What to do: Each entry below is to be printed verbatim.

Dataset records:
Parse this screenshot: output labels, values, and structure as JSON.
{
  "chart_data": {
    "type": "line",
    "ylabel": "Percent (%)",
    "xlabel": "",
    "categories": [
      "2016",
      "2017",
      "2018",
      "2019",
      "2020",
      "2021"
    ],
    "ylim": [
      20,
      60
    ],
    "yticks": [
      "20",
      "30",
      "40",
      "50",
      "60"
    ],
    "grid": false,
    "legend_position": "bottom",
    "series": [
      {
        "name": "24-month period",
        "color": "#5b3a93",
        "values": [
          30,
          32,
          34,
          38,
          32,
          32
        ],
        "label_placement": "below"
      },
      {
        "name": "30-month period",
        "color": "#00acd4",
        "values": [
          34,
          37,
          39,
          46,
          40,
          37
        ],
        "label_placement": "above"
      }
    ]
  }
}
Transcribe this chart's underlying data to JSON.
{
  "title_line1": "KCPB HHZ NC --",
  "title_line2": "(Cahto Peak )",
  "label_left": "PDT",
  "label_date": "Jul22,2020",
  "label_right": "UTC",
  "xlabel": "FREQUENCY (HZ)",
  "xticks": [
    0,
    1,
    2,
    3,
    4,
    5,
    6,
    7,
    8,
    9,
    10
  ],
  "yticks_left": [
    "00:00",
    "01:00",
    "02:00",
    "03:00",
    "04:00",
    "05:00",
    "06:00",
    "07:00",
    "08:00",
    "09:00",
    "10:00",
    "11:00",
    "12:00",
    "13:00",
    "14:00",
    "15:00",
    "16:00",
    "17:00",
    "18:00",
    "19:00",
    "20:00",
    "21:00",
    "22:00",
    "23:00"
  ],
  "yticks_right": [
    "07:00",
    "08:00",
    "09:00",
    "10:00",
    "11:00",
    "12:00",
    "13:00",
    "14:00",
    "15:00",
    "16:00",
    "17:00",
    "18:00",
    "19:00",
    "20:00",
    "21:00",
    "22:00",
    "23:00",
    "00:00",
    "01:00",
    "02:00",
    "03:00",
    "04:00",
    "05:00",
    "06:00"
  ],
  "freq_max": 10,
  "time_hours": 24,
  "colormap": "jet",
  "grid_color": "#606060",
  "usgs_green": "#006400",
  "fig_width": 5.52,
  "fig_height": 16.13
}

Written answer:
Parse this screenshot: output labels, values, and structure as JSON.
{
  "chart_data": {
    "type": "line",
    "ylabel": "Percent (%)",
    "xlabel": "",
    "categories": [
      "2016",
      "2017",
      "2018",
      "2019",
      "2020",
      "2021"
    ],
    "ylim": [
      20,
      60
    ],
    "yticks": [
      "20",
      "30",
      "40",
      "50",
      "60"
    ],
    "grid": false,
    "legend_position": "bottom",
    "series": [
      {
        "name": "24-month period",
        "color": "#5b3a93",
        "values": [
          30,
          32,
          34,
          38,
          32,
          32
        ],
        "label_placement": "below"
      },
      {
        "name": "30-month period",
        "color": "#00acd4",
        "values": [
          34,
          37,
          39,
          46,
          40,
          37
        ],
        "label_placement": "above"
      }
    ]
  }
}
Transcribe this chart's underlying data to JSON.
{
  "title_line1": "KCPB HHZ NC --",
  "title_line2": "(Cahto Peak )",
  "label_left": "PDT",
  "label_date": "Jul22,2020",
  "label_right": "UTC",
  "xlabel": "FREQUENCY (HZ)",
  "xticks": [
    0,
    1,
    2,
    3,
    4,
    5,
    6,
    7,
    8,
    9,
    10
  ],
  "yticks_left": [
    "00:00",
    "01:00",
    "02:00",
    "03:00",
    "04:00",
    "05:00",
    "06:00",
    "07:00",
    "08:00",
    "09:00",
    "10:00",
    "11:00",
    "12:00",
    "13:00",
    "14:00",
    "15:00",
    "16:00",
    "17:00",
    "18:00",
    "19:00",
    "20:00",
    "21:00",
    "22:00",
    "23:00"
  ],
  "yticks_right": [
    "07:00",
    "08:00",
    "09:00",
    "10:00",
    "11:00",
    "12:00",
    "13:00",
    "14:00",
    "15:00",
    "16:00",
    "17:00",
    "18:00",
    "19:00",
    "20:00",
    "21:00",
    "22:00",
    "23:00",
    "00:00",
    "01:00",
    "02:00",
    "03:00",
    "04:00",
    "05:00",
    "06:00"
  ],
  "freq_max": 10,
  "time_hours": 24,
  "colormap": "jet",
  "grid_color": "#606060",
  "usgs_green": "#006400",
  "fig_width": 5.52,
  "fig_height": 16.13
}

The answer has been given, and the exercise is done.